Problem to work on: Give the records back in full, exactly as they read.

Given records:
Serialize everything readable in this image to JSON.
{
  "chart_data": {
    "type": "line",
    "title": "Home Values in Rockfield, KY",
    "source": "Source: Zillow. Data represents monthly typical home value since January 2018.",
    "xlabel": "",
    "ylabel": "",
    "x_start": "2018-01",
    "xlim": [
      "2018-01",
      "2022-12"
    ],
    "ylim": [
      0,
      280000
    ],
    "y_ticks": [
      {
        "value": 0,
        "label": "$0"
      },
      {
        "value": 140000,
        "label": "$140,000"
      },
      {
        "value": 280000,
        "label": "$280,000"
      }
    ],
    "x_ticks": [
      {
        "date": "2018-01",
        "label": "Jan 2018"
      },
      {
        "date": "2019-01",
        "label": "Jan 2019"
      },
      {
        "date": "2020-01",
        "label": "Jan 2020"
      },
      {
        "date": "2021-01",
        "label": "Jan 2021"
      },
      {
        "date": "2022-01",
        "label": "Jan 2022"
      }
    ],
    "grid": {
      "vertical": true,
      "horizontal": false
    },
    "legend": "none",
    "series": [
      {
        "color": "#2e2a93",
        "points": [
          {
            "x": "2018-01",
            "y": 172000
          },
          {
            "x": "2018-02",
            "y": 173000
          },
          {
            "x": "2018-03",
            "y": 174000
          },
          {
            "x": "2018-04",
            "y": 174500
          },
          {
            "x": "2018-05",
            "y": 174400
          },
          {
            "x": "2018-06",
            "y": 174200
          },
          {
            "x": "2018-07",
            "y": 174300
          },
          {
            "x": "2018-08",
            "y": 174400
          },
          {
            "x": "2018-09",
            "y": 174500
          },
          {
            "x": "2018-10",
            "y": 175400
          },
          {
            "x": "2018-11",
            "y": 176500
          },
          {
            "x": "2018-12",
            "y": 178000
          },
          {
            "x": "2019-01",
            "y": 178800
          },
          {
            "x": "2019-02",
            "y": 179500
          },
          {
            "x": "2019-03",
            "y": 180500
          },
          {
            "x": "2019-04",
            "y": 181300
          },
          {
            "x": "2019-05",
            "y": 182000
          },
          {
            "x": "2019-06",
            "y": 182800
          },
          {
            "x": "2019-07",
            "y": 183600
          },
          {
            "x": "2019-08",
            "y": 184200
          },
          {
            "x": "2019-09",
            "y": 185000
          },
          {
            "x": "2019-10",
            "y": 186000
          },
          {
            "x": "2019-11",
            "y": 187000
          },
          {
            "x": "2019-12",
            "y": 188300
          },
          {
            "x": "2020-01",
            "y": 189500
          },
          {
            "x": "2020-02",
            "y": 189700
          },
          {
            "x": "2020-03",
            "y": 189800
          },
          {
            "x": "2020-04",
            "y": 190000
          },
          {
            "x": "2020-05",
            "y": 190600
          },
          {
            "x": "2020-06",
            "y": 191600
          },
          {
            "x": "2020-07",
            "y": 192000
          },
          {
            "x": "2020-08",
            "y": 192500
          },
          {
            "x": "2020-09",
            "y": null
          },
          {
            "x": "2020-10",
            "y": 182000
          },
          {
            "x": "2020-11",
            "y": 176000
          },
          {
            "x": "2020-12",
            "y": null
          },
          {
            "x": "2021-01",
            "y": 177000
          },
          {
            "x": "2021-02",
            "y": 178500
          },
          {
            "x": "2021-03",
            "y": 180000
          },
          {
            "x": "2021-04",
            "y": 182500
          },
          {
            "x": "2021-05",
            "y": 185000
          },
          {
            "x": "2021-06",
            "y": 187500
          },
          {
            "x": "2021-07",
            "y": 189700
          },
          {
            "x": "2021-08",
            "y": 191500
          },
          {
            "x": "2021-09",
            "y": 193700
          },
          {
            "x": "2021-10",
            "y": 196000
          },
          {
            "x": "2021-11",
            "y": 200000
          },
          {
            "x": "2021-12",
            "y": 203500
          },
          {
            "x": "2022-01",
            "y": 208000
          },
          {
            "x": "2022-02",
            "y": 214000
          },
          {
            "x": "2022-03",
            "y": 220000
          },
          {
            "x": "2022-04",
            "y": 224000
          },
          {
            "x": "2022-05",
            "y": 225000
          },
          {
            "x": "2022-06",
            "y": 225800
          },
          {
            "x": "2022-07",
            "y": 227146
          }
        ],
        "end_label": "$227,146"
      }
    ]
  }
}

The result:
Serialize everything readable in this image to JSON.
{
  "chart_data": {
    "type": "line",
    "title": "Home Values in Rockfield, KY",
    "source": "Source: Zillow. Data represents monthly typical home value since January 2018.",
    "xlabel": "",
    "ylabel": "",
    "x_start": "2018-01",
    "xlim": [
      "2018-01",
      "2022-12"
    ],
    "ylim": [
      0,
      280000
    ],
    "y_ticks": [
      {
        "value": 0,
        "label": "$0"
      },
      {
        "value": 140000,
        "label": "$140,000"
      },
      {
        "value": 280000,
        "label": "$280,000"
      }
    ],
    "x_ticks": [
      {
        "date": "2018-01",
        "label": "Jan 2018"
      },
      {
        "date": "2019-01",
        "label": "Jan 2019"
      },
      {
        "date": "2020-01",
        "label": "Jan 2020"
      },
      {
        "date": "2021-01",
        "label": "Jan 2021"
      },
      {
        "date": "2022-01",
        "label": "Jan 2022"
      }
    ],
    "grid": {
      "vertical": true,
      "horizontal": false
    },
    "legend": "none",
    "series": [
      {
        "color": "#2e2a93",
        "points": [
          {
            "x": "2018-01",
            "y": 172000
          },
          {
            "x": "2018-02",
            "y": 173000
          },
          {
            "x": "2018-03",
            "y": 174000
          },
          {
            "x": "2018-04",
            "y": 174500
          },
          {
            "x": "2018-05",
            "y": 174400
          },
          {
            "x": "2018-06",
            "y": 174200
          },
          {
            "x": "2018-07",
            "y": 174300
          },
          {
            "x": "2018-08",
            "y": 174400
          },
          {
            "x": "2018-09",
            "y": 174500
          },
          {
            "x": "2018-10",
            "y": 175400
          },
          {
            "x": "2018-11",
            "y": 176500
          },
          {
            "x": "2018-12",
            "y": 178000
          },
          {
            "x": "2019-01",
            "y": 178800
          },
          {
            "x": "2019-02",
            "y": 179500
          },
          {
            "x": "2019-03",
            "y": 180500
          },
          {
            "x": "2019-04",
            "y": 181300
          },
          {
            "x": "2019-05",
            "y": 182000
          },
          {
            "x": "2019-06",
            "y": 182800
          },
          {
            "x": "2019-07",
            "y": 183600
          },
          {
            "x": "2019-08",
            "y": 184200
          },
          {
            "x": "2019-09",
            "y": 185000
          },
          {
            "x": "2019-10",
            "y": 186000
          },
          {
            "x": "2019-11",
            "y": 187000
          },
          {
            "x": "2019-12",
            "y": 188300
          },
          {
            "x": "2020-01",
            "y": 189500
          },
          {
            "x": "2020-02",
            "y": 189700
          },
          {
            "x": "2020-03",
            "y": 189800
          },
          {
            "x": "2020-04",
            "y": 190000
          },
          {
            "x": "2020-05",
            "y": 190600
          },
          {
            "x": "2020-06",
            "y": 191600
          },
          {
            "x": "2020-07",
            "y": 192000
          },
          {
            "x": "2020-08",
            "y": 192500
          },
          {
            "x": "2020-09",
            "y": null
          },
          {
            "x": "2020-10",
            "y": 182000
          },
          {
            "x": "2020-11",
            "y": 176000
          },
          {
            "x": "2020-12",
            "y": null
          },
          {
            "x": "2021-01",
            "y": 177000
          },
          {
            "x": "2021-02",
            "y": 178500
          },
          {
            "x": "2021-03",
            "y": 180000
          },
          {
            "x": "2021-04",
            "y": 182500
          },
          {
            "x": "2021-05",
            "y": 185000
          },
          {
            "x": "2021-06",
            "y": 187500
          },
          {
            "x": "2021-07",
            "y": 189700
          },
          {
            "x": "2021-08",
            "y": 191500
          },
          {
            "x": "2021-09",
            "y": 193700
          },
          {
            "x": "2021-10",
            "y": 196000
          },
          {
            "x": "2021-11",
            "y": 200000
          },
          {
            "x": "2021-12",
            "y": 203500
          },
          {
            "x": "2022-01",
            "y": 208000
          },
          {
            "x": "2022-02",
            "y": 214000
          },
          {
            "x": "2022-03",
            "y": 220000
          },
          {
            "x": "2022-04",
            "y": 224000
          },
          {
            "x": "2022-05",
            "y": 225000
          },
          {
            "x": "2022-06",
            "y": 225800
          },
          {
            "x": "2022-07",
            "y": 227146
          }
        ],
        "end_label": "$227,146"
      }
    ]
  }
}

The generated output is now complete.